What you have to do → Filter the entries that follow, copying every line in which the word "хранения" appears.

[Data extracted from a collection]

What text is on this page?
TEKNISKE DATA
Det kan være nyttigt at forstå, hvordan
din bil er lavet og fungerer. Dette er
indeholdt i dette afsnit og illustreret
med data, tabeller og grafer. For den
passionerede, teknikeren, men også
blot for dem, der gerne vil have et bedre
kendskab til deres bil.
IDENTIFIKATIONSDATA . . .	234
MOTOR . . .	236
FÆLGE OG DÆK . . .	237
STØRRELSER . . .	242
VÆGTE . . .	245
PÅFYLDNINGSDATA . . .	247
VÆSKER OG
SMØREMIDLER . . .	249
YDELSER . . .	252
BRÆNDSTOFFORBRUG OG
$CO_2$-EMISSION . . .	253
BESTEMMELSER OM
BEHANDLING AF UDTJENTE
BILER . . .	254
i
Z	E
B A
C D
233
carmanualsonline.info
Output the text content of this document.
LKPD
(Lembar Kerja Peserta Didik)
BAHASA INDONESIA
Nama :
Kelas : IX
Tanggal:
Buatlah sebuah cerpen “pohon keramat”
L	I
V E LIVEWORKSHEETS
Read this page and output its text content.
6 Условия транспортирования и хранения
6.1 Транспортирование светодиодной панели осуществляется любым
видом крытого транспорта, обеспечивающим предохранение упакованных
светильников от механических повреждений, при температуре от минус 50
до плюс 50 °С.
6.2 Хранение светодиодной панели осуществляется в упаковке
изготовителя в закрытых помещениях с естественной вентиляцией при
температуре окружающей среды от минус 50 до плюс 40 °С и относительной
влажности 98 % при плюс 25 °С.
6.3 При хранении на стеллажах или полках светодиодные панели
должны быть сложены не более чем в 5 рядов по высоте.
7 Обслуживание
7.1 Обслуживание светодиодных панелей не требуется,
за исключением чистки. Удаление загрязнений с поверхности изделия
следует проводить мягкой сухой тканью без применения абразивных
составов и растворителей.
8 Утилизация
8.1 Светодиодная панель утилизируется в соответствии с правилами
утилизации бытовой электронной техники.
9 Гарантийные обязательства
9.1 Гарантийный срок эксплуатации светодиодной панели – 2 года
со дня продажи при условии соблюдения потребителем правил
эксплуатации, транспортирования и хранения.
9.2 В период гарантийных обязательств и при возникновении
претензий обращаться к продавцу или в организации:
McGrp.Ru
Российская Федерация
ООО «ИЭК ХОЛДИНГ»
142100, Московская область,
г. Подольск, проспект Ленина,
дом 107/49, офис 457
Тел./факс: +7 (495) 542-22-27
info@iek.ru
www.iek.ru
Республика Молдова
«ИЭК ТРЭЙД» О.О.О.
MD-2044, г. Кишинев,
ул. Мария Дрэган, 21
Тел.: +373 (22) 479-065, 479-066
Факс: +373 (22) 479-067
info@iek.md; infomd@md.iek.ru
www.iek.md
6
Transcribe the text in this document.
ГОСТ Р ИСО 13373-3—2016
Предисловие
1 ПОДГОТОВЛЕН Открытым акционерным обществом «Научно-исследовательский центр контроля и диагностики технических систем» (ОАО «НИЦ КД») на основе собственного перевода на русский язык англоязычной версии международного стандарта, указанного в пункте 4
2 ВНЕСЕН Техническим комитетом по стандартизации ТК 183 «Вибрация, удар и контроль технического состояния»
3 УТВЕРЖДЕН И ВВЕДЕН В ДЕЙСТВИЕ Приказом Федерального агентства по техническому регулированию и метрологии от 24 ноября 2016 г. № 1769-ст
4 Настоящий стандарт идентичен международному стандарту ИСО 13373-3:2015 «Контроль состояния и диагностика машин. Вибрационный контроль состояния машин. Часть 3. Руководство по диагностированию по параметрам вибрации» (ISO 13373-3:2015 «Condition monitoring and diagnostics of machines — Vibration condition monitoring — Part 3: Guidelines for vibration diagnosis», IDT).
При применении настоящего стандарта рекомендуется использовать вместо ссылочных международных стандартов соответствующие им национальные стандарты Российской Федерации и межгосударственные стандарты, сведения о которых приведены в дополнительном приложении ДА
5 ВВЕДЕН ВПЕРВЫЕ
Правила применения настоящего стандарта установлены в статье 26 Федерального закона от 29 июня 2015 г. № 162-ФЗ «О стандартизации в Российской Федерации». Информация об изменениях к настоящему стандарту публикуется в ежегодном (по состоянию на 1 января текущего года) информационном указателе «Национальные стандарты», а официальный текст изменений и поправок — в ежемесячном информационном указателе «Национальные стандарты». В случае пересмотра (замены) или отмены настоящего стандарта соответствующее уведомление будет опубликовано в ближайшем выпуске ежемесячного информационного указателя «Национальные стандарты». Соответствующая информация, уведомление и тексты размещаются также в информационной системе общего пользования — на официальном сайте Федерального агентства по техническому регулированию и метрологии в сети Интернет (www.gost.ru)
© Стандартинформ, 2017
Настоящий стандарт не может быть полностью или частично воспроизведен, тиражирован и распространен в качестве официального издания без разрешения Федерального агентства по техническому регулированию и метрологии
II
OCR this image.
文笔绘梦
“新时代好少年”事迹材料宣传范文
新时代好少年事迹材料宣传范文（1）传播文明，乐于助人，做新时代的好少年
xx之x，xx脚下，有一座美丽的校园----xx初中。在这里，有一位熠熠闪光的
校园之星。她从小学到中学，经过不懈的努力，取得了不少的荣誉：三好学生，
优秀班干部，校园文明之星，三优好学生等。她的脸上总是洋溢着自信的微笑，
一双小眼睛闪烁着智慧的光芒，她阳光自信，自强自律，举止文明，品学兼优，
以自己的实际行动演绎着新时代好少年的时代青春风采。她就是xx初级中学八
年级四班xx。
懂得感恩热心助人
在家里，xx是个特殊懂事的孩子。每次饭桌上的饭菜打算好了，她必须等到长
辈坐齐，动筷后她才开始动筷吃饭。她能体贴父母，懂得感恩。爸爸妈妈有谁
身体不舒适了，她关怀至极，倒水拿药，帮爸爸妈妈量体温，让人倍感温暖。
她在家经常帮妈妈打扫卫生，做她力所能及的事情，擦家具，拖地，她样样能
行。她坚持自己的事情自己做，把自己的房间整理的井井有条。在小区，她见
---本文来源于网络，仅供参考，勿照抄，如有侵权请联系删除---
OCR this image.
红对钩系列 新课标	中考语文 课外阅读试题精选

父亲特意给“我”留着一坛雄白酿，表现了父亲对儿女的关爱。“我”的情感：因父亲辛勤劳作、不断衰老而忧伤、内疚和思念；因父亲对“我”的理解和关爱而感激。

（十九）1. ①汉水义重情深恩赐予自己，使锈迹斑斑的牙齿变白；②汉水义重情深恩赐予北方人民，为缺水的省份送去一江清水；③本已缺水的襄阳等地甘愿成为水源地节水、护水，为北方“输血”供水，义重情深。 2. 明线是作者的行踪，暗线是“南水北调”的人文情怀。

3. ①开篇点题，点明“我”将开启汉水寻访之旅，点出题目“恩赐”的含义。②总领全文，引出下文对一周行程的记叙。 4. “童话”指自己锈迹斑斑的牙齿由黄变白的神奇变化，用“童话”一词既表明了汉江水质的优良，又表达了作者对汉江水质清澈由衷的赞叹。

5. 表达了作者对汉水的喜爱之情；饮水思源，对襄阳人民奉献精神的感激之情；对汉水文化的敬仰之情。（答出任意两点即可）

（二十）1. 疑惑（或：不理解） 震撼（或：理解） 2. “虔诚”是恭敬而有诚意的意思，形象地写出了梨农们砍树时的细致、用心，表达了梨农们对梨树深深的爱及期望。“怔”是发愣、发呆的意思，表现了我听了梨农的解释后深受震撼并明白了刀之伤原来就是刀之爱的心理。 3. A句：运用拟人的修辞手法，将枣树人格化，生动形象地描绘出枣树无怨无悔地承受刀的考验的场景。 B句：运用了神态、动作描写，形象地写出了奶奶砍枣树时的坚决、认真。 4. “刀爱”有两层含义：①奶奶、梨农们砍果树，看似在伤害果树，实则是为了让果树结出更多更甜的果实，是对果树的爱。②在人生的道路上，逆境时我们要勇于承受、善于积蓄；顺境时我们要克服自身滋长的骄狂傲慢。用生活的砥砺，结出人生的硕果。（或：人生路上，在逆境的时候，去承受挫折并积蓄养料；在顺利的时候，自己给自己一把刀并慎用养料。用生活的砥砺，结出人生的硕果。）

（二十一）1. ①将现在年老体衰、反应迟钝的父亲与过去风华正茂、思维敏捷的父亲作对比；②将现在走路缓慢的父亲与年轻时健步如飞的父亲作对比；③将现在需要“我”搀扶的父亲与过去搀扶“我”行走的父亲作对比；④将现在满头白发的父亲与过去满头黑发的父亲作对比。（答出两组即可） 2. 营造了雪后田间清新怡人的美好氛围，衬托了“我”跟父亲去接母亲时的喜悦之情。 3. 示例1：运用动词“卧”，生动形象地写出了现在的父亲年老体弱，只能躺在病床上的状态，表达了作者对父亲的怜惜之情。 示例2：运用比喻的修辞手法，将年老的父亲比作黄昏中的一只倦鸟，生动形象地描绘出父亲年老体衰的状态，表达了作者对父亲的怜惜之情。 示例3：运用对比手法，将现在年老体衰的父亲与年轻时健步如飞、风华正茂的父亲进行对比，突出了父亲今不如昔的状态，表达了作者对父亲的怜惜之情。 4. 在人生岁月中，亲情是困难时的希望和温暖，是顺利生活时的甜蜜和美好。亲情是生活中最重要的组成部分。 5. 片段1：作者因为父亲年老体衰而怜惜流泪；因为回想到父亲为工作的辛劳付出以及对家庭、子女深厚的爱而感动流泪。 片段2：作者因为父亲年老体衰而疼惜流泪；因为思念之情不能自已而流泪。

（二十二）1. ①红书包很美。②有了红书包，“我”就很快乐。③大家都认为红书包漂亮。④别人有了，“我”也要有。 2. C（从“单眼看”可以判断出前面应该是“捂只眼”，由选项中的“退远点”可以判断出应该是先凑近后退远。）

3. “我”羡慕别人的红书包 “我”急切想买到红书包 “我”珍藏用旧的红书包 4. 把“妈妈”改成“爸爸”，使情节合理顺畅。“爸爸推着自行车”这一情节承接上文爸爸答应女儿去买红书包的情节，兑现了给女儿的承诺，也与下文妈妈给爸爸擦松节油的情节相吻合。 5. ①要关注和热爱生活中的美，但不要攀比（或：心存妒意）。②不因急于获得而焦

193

Expected output →
6 Условия транспортирования и хранения
эксплуатации, транспортирования и хранения.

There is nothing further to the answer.